Would you extract the whole listing below and retype it exactly?

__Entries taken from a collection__
---

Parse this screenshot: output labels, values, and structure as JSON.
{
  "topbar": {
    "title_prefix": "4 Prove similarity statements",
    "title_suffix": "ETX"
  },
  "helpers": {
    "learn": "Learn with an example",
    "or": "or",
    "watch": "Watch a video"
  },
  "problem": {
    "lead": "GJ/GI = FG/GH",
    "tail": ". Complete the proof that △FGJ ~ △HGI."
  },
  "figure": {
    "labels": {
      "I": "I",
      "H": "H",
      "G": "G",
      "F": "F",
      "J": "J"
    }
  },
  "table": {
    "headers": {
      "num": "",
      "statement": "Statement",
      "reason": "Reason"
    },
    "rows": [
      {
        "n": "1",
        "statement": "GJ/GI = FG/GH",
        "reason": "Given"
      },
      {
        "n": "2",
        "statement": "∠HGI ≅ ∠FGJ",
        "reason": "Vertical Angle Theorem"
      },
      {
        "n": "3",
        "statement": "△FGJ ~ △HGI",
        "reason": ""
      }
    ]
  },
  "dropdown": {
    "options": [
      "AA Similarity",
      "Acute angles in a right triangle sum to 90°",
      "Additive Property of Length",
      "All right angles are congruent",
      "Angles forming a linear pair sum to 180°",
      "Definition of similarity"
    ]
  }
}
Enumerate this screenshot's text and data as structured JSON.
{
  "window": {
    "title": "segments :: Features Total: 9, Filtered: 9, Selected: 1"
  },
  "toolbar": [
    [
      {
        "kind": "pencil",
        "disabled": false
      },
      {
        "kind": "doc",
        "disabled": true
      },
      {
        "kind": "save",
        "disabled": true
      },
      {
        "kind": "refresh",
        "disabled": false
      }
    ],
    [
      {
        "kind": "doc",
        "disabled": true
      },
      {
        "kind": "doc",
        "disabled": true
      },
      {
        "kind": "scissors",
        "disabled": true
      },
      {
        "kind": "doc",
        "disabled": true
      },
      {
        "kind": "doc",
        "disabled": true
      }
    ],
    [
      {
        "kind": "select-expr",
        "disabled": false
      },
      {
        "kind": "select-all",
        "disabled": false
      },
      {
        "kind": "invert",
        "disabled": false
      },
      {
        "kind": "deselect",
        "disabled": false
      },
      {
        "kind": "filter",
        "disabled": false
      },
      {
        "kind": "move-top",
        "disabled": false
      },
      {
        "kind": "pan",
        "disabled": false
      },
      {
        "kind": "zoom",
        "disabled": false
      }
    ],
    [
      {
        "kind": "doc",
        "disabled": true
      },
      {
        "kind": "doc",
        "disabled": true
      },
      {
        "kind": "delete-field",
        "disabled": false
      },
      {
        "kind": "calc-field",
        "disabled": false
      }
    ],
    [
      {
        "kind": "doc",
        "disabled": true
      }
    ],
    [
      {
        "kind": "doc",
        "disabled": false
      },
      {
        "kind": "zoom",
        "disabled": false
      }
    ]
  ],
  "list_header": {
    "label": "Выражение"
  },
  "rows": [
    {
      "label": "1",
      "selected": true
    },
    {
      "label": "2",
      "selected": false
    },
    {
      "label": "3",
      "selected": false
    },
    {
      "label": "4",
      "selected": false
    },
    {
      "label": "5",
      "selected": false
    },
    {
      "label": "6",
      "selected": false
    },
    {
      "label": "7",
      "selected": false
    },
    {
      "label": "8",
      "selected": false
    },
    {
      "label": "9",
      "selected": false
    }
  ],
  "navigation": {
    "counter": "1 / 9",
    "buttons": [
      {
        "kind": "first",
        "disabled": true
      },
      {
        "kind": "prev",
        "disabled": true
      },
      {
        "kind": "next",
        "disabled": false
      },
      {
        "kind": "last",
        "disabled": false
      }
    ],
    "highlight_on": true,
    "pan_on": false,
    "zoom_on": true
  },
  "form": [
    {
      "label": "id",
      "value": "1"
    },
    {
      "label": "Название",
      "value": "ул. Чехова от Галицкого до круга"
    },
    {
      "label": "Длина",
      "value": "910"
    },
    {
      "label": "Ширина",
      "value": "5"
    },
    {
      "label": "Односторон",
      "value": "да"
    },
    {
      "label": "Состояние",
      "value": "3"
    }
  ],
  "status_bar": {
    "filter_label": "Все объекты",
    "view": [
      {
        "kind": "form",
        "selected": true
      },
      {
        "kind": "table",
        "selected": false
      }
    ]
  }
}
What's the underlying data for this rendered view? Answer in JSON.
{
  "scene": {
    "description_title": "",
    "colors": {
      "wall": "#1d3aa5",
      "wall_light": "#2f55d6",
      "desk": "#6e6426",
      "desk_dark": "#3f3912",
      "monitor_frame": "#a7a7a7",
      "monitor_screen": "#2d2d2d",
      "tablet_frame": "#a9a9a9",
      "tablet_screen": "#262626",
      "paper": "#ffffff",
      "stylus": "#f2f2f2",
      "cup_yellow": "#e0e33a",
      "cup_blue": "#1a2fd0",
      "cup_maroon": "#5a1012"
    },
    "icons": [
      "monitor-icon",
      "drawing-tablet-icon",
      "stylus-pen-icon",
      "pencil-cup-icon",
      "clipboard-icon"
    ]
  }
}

---

__THE RESPONSE__
Parse this screenshot: output labels, values, and structure as JSON.
{
  "topbar": {
    "title_prefix": "4 Prove similarity statements",
    "title_suffix": "ETX"
  },
  "helpers": {
    "learn": "Learn with an example",
    "or": "or",
    "watch": "Watch a video"
  },
  "problem": {
    "lead": "GJ/GI = FG/GH",
    "tail": ". Complete the proof that △FGJ ~ △HGI."
  },
  "figure": {
    "labels": {
      "I": "I",
      "H": "H",
      "G": "G",
      "F": "F",
      "J": "J"
    }
  },
  "table": {
    "headers": {
      "num": "",
      "statement": "Statement",
      "reason": "Reason"
    },
    "rows": [
      {
        "n": "1",
        "statement": "GJ/GI = FG/GH",
        "reason": "Given"
      },
      {
        "n": "2",
        "statement": "∠HGI ≅ ∠FGJ",
        "reason": "Vertical Angle Theorem"
      },
      {
        "n": "3",
        "statement": "△FGJ ~ △HGI",
        "reason": ""
      }
    ]
  },
  "dropdown": {
    "options": [
      "AA Similarity",
      "Acute angles in a right triangle sum to 90°",
      "Additive Property of Length",
      "All right angles are congruent",
      "Angles forming a linear pair sum to 180°",
      "Definition of similarity"
    ]
  }
}
Enumerate this screenshot's text and data as structured JSON.
{
  "window": {
    "title": "segments :: Features Total: 9, Filtered: 9, Selected: 1"
  },
  "toolbar": [
    [
      {
        "kind": "pencil",
        "disabled": false
      },
      {
        "kind": "doc",
        "disabled": true
      },
      {
        "kind": "save",
        "disabled": true
      },
      {
        "kind": "refresh",
        "disabled": false
      }
    ],
    [
      {
        "kind": "doc",
        "disabled": true
      },
      {
        "kind": "doc",
        "disabled": true
      },
      {
        "kind": "scissors",
        "disabled": true
      },
      {
        "kind": "doc",
        "disabled": true
      },
      {
        "kind": "doc",
        "disabled": true
      }
    ],
    [
      {
        "kind": "select-expr",
        "disabled": false
      },
      {
        "kind": "select-all",
        "disabled": false
      },
      {
        "kind": "invert",
        "disabled": false
      },
      {
        "kind": "deselect",
        "disabled": false
      },
      {
        "kind": "filter",
        "disabled": false
      },
      {
        "kind": "move-top",
        "disabled": false
      },
      {
        "kind": "pan",
        "disabled": false
      },
      {
        "kind": "zoom",
        "disabled": false
      }
    ],
    [
      {
        "kind": "doc",
        "disabled": true
      },
      {
        "kind": "doc",
        "disabled": true
      },
      {
        "kind": "delete-field",
        "disabled": false
      },
      {
        "kind": "calc-field",
        "disabled": false
      }
    ],
    [
      {
        "kind": "doc",
        "disabled": true
      }
    ],
    [
      {
        "kind": "doc",
        "disabled": false
      },
      {
        "kind": "zoom",
        "disabled": false
      }
    ]
  ],
  "list_header": {
    "label": "Выражение"
  },
  "rows": [
    {
      "label": "1",
      "selected": true
    },
    {
      "label": "2",
      "selected": false
    },
    {
      "label": "3",
      "selected": false
    },
    {
      "label": "4",
      "selected": false
    },
    {
      "label": "5",
      "selected": false
    },
    {
      "label": "6",
      "selected": false
    },
    {
      "label": "7",
      "selected": false
    },
    {
      "label": "8",
      "selected": false
    },
    {
      "label": "9",
      "selected": false
    }
  ],
  "navigation": {
    "counter": "1 / 9",
    "buttons": [
      {
        "kind": "first",
        "disabled": true
      },
      {
        "kind": "prev",
        "disabled": true
      },
      {
        "kind": "next",
        "disabled": false
      },
      {
        "kind": "last",
        "disabled": false
      }
    ],
    "highlight_on": true,
    "pan_on": false,
    "zoom_on": true
  },
  "form": [
    {
      "label": "id",
      "value": "1"
    },
    {
      "label": "Название",
      "value": "ул. Чехова от Галицкого до круга"
    },
    {
      "label": "Длина",
      "value": "910"
    },
    {
      "label": "Ширина",
      "value": "5"
    },
    {
      "label": "Односторон",
      "value": "да"
    },
    {
      "label": "Состояние",
      "value": "3"
    }
  ],
  "status_bar": {
    "filter_label": "Все объекты",
    "view": [
      {
        "kind": "form",
        "selected": true
      },
      {
        "kind": "table",
        "selected": false
      }
    ]
  }
}
What's the underlying data for this rendered view? Answer in JSON.
{
  "scene": {
    "description_title": "",
    "colors": {
      "wall": "#1d3aa5",
      "wall_light": "#2f55d6",
      "desk": "#6e6426",
      "desk_dark": "#3f3912",
      "monitor_frame": "#a7a7a7",
      "monitor_screen": "#2d2d2d",
      "tablet_frame": "#a9a9a9",
      "tablet_screen": "#262626",
      "paper": "#ffffff",
      "stylus": "#f2f2f2",
      "cup_yellow": "#e0e33a",
      "cup_blue": "#1a2fd0",
      "cup_maroon": "#5a1012"
    },
    "icons": [
      "monitor-icon",
      "drawing-tablet-icon",
      "stylus-pen-icon",
      "pencil-cup-icon",
      "clipboard-icon"
    ]
  }
}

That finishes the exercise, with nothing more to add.